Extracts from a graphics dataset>
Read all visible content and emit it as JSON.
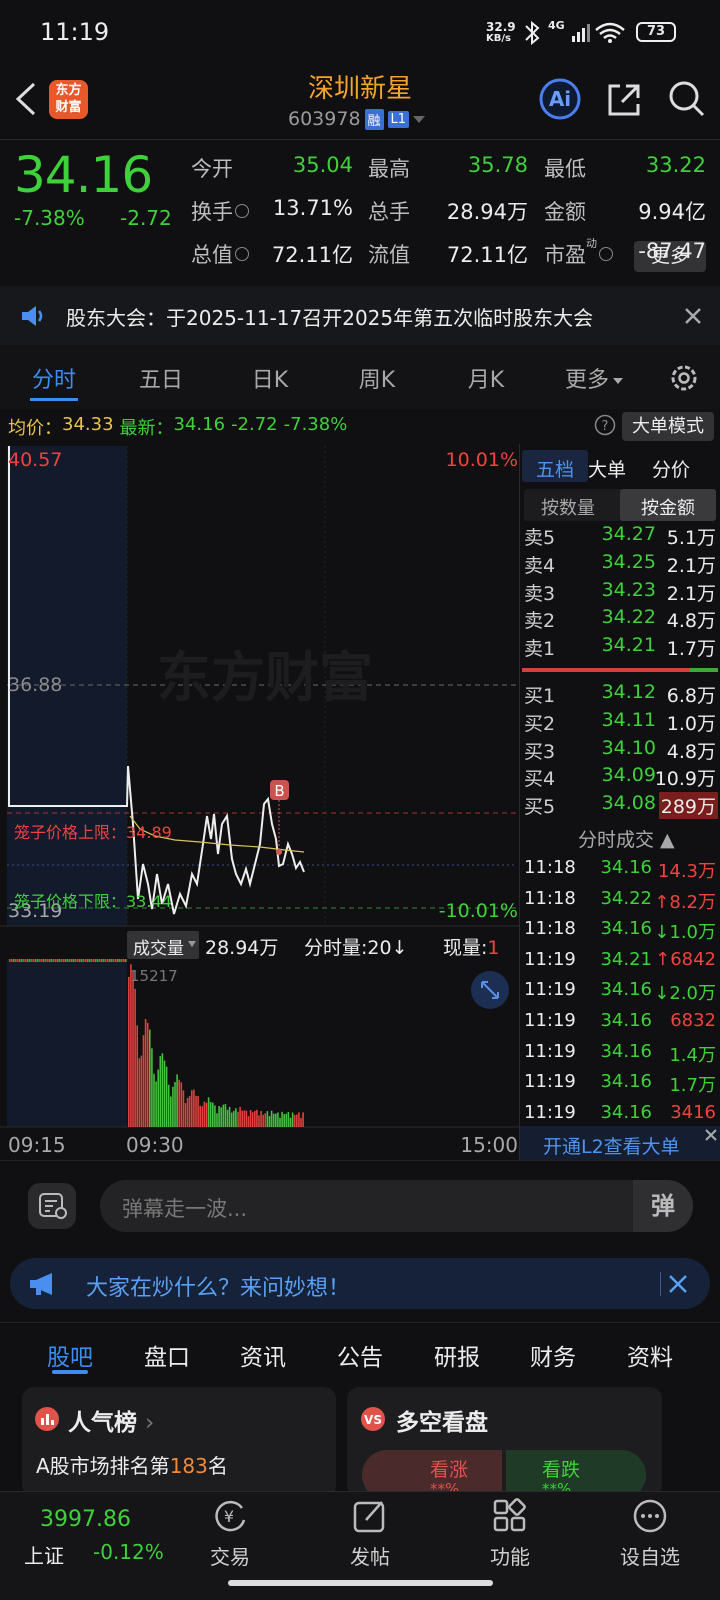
{
  "status_bar": {
    "time": "11:19",
    "net_speed": "32.9",
    "net_unit": "KB/s",
    "network": "4G",
    "battery": "73"
  },
  "header": {
    "logo": [
      "东方",
      "财富"
    ],
    "title": "深圳新星",
    "code": "603978",
    "badges": [
      "融",
      "L1"
    ]
  },
  "quote": {
    "price": "34.16",
    "change_pct": "-7.38%",
    "change": "-2.72",
    "stats": [
      {
        "label": "今开",
        "value": "35.04"
      },
      {
        "label": "最高",
        "value": "35.78"
      },
      {
        "label": "最低",
        "value": "33.22"
      },
      {
        "label": "换手",
        "value": "13.71%"
      },
      {
        "label": "总手",
        "value": "28.94万"
      },
      {
        "label": "金额",
        "value": "9.94亿"
      },
      {
        "label": "总值",
        "value": "72.11亿"
      },
      {
        "label": "流值",
        "value": "72.11亿"
      },
      {
        "label": "市盈",
        "sup": "动",
        "value": "-87.47"
      }
    ],
    "more": "更多"
  },
  "notice": "股东大会：于2025-11-17召开2025年第五次临时股东大会",
  "tabs": [
    "分时",
    "五日",
    "日K",
    "周K",
    "月K",
    "更多"
  ],
  "intraday": {
    "avg_label": "均价：",
    "avg": "34.33",
    "latest_label": "最新：",
    "latest": "34.16",
    "change": "-2.72",
    "change_pct": "-7.38%",
    "mode_button": "大单模式",
    "y_max": "40.57",
    "y_max_pct": "10.01%",
    "y_mid": "36.88",
    "y_min": "33.19",
    "y_min_pct": "-10.01%",
    "upper_limit": "笼子价格上限：34.89",
    "lower_limit": "笼子价格下限：33.44",
    "watermark": "东方财富",
    "marker": "B"
  },
  "volume": {
    "label": "成交量",
    "total": "28.94万",
    "period_label": "分时量:20",
    "arrow": "↓",
    "current_label": "现量:",
    "current": "1",
    "max": "15217",
    "times": [
      "09:15",
      "09:30",
      "15:00"
    ]
  },
  "order_book": {
    "tabs": [
      "五档",
      "大单",
      "分价"
    ],
    "modes": [
      "按数量",
      "按金额"
    ],
    "asks": [
      [
        "卖5",
        "34.27",
        "5.1万"
      ],
      [
        "卖4",
        "34.25",
        "2.1万"
      ],
      [
        "卖3",
        "34.23",
        "2.1万"
      ],
      [
        "卖2",
        "34.22",
        "4.8万"
      ],
      [
        "卖1",
        "34.21",
        "1.7万"
      ]
    ],
    "bids": [
      [
        "买1",
        "34.12",
        "6.8万"
      ],
      [
        "买2",
        "34.11",
        "1.0万"
      ],
      [
        "买3",
        "34.10",
        "4.8万"
      ],
      [
        "买4",
        "34.09",
        "10.9万"
      ],
      [
        "买5",
        "34.08",
        "289万"
      ]
    ]
  },
  "trades": {
    "title": "分时成交",
    "rows": [
      [
        "11:18",
        "34.16",
        "14.3万"
      ],
      [
        "11:18",
        "34.22",
        "↑8.2万"
      ],
      [
        "11:18",
        "34.16",
        "↓1.0万"
      ],
      [
        "11:19",
        "34.21",
        "↑6842"
      ],
      [
        "11:19",
        "34.16",
        "↓2.0万"
      ],
      [
        "11:19",
        "34.16",
        "6832"
      ],
      [
        "11:19",
        "34.16",
        "1.4万"
      ],
      [
        "11:19",
        "34.16",
        "1.7万"
      ],
      [
        "11:19",
        "34.16",
        "3416"
      ]
    ],
    "footer": "开通L2查看大单"
  },
  "comment": {
    "placeholder": "弹幕走一波...",
    "button": "弹"
  },
  "banner": "大家在炒什么？来问妙想！",
  "section_tabs": [
    "股吧",
    "盘口",
    "资讯",
    "公告",
    "研报",
    "财务",
    "资料"
  ],
  "cards": {
    "popularity": {
      "title": "人气榜",
      "text": "A股市场排名第",
      "rank": "183",
      "suffix": "名"
    },
    "sentiment": {
      "title": "多空看盘",
      "bull": "看涨",
      "bear": "看跌",
      "bull_value": "**%",
      "bear_value": "**%"
    }
  },
  "bottom_nav": {
    "index_value": "3997.86",
    "index_name": "上证",
    "index_change": "-0.12%",
    "items": [
      "交易",
      "发帖",
      "功能",
      "设自选"
    ]
  }
}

WHAT NEEDS TO BE DONE>
Print all entries exactly. The images do not belong in the copy.

SOLUTION TO THE EXERCISE>
Read all visible content and emit it as JSON.
{
  "status_bar": {
    "time": "11:19",
    "net_speed": "32.9",
    "net_unit": "KB/s",
    "network": "4G",
    "battery": "73"
  },
  "header": {
    "logo": [
      "东方",
      "财富"
    ],
    "title": "深圳新星",
    "code": "603978",
    "badges": [
      "融",
      "L1"
    ]
  },
  "quote": {
    "price": "34.16",
    "change_pct": "-7.38%",
    "change": "-2.72",
    "stats": [
      {
        "label": "今开",
        "value": "35.04"
      },
      {
        "label": "最高",
        "value": "35.78"
      },
      {
        "label": "最低",
        "value": "33.22"
      },
      {
        "label": "换手",
        "value": "13.71%"
      },
      {
        "label": "总手",
        "value": "28.94万"
      },
      {
        "label": "金额",
        "value": "9.94亿"
      },
      {
        "label": "总值",
        "value": "72.11亿"
      },
      {
        "label": "流值",
        "value": "72.11亿"
      },
      {
        "label": "市盈",
        "sup": "动",
        "value": "-87.47"
      }
    ],
    "more": "更多"
  },
  "notice": "股东大会：于2025-11-17召开2025年第五次临时股东大会",
  "tabs": [
    "分时",
    "五日",
    "日K",
    "周K",
    "月K",
    "更多"
  ],
  "intraday": {
    "avg_label": "均价：",
    "avg": "34.33",
    "latest_label": "最新：",
    "latest": "34.16",
    "change": "-2.72",
    "change_pct": "-7.38%",
    "mode_button": "大单模式",
    "y_max": "40.57",
    "y_max_pct": "10.01%",
    "y_mid": "36.88",
    "y_min": "33.19",
    "y_min_pct": "-10.01%",
    "upper_limit": "笼子价格上限：34.89",
    "lower_limit": "笼子价格下限：33.44",
    "watermark": "东方财富",
    "marker": "B"
  },
  "volume": {
    "label": "成交量",
    "total": "28.94万",
    "period_label": "分时量:20",
    "arrow": "↓",
    "current_label": "现量:",
    "current": "1",
    "max": "15217",
    "times": [
      "09:15",
      "09:30",
      "15:00"
    ]
  },
  "order_book": {
    "tabs": [
      "五档",
      "大单",
      "分价"
    ],
    "modes": [
      "按数量",
      "按金额"
    ],
    "asks": [
      [
        "卖5",
        "34.27",
        "5.1万"
      ],
      [
        "卖4",
        "34.25",
        "2.1万"
      ],
      [
        "卖3",
        "34.23",
        "2.1万"
      ],
      [
        "卖2",
        "34.22",
        "4.8万"
      ],
      [
        "卖1",
        "34.21",
        "1.7万"
      ]
    ],
    "bids": [
      [
        "买1",
        "34.12",
        "6.8万"
      ],
      [
        "买2",
        "34.11",
        "1.0万"
      ],
      [
        "买3",
        "34.10",
        "4.8万"
      ],
      [
        "买4",
        "34.09",
        "10.9万"
      ],
      [
        "买5",
        "34.08",
        "289万"
      ]
    ]
  },
  "trades": {
    "title": "分时成交",
    "rows": [
      [
        "11:18",
        "34.16",
        "14.3万"
      ],
      [
        "11:18",
        "34.22",
        "↑8.2万"
      ],
      [
        "11:18",
        "34.16",
        "↓1.0万"
      ],
      [
        "11:19",
        "34.21",
        "↑6842"
      ],
      [
        "11:19",
        "34.16",
        "↓2.0万"
      ],
      [
        "11:19",
        "34.16",
        "6832"
      ],
      [
        "11:19",
        "34.16",
        "1.4万"
      ],
      [
        "11:19",
        "34.16",
        "1.7万"
      ],
      [
        "11:19",
        "34.16",
        "3416"
      ]
    ],
    "footer": "开通L2查看大单"
  },
  "comment": {
    "placeholder": "弹幕走一波...",
    "button": "弹"
  },
  "banner": "大家在炒什么？来问妙想！",
  "section_tabs": [
    "股吧",
    "盘口",
    "资讯",
    "公告",
    "研报",
    "财务",
    "资料"
  ],
  "cards": {
    "popularity": {
      "title": "人气榜",
      "text": "A股市场排名第",
      "rank": "183",
      "suffix": "名"
    },
    "sentiment": {
      "title": "多空看盘",
      "bull": "看涨",
      "bear": "看跌",
      "bull_value": "**%",
      "bear_value": "**%"
    }
  },
  "bottom_nav": {
    "index_value": "3997.86",
    "index_name": "上证",
    "index_change": "-0.12%",
    "items": [
      "交易",
      "发帖",
      "功能",
      "设自选"
    ]
  }
}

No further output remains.